** start EXERCISE MATERIALS **

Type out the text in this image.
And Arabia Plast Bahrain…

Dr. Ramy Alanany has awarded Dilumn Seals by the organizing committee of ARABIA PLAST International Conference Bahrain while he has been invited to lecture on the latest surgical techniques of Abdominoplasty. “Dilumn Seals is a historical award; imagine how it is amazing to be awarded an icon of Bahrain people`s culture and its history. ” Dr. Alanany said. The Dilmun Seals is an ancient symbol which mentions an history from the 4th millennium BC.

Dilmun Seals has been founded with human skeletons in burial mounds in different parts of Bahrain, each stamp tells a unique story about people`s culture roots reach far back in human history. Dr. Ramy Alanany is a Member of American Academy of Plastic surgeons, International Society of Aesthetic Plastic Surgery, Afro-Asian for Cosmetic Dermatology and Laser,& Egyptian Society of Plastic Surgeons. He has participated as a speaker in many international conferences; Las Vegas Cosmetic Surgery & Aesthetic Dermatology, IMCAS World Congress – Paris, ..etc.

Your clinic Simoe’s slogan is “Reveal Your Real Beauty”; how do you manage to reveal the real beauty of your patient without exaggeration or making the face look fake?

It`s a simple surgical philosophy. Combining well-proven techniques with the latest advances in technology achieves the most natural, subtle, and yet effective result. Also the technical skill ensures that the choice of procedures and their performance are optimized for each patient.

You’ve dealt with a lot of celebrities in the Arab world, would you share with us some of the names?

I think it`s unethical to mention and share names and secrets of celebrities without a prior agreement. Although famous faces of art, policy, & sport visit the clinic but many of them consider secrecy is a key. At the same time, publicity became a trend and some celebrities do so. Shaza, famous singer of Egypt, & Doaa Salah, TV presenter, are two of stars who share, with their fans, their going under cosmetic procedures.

** end EXERCISE MATERIALS **

■ WHAT THE TASK ASKS
Please output the complete data exactly.

■ OUTPUT BELOW
Type out the text in this image.
And Arabia Plast Bahrain…

Dr. Ramy Alanany has awarded Dilumn Seals by the organizing committee of ARABIA PLAST International Conference Bahrain while he has been invited to lecture on the latest surgical techniques of Abdominoplasty. “Dilumn Seals is a historical award; imagine how it is amazing to be awarded an icon of Bahrain people`s culture and its history. ” Dr. Alanany said. The Dilmun Seals is an ancient symbol which mentions an history from the 4th millennium BC.

Dilmun Seals has been founded with human skeletons in burial mounds in different parts of Bahrain, each stamp tells a unique story about people`s culture roots reach far back in human history. Dr. Ramy Alanany is a Member of American Academy of Plastic surgeons, International Society of Aesthetic Plastic Surgery, Afro-Asian for Cosmetic Dermatology and Laser,& Egyptian Society of Plastic Surgeons. He has participated as a speaker in many international conferences; Las Vegas Cosmetic Surgery & Aesthetic Dermatology, IMCAS World Congress – Paris, ..etc.

Your clinic Simoe’s slogan is “Reveal Your Real Beauty”; how do you manage to reveal the real beauty of your patient without exaggeration or making the face look fake?

It`s a simple surgical philosophy. Combining well-proven techniques with the latest advances in technology achieves the most natural, subtle, and yet effective result. Also the technical skill ensures that the choice of procedures and their performance are optimized for each patient.

You’ve dealt with a lot of celebrities in the Arab world, would you share with us some of the names?

I think it`s unethical to mention and share names and secrets of celebrities without a prior agreement. Although famous faces of art, policy, & sport visit the clinic but many of them consider secrecy is a key. At the same time, publicity became a trend and some celebrities do so. Shaza, famous singer of Egypt, & Doaa Salah, TV presenter, are two of stars who share, with their fans, their going under cosmetic procedures.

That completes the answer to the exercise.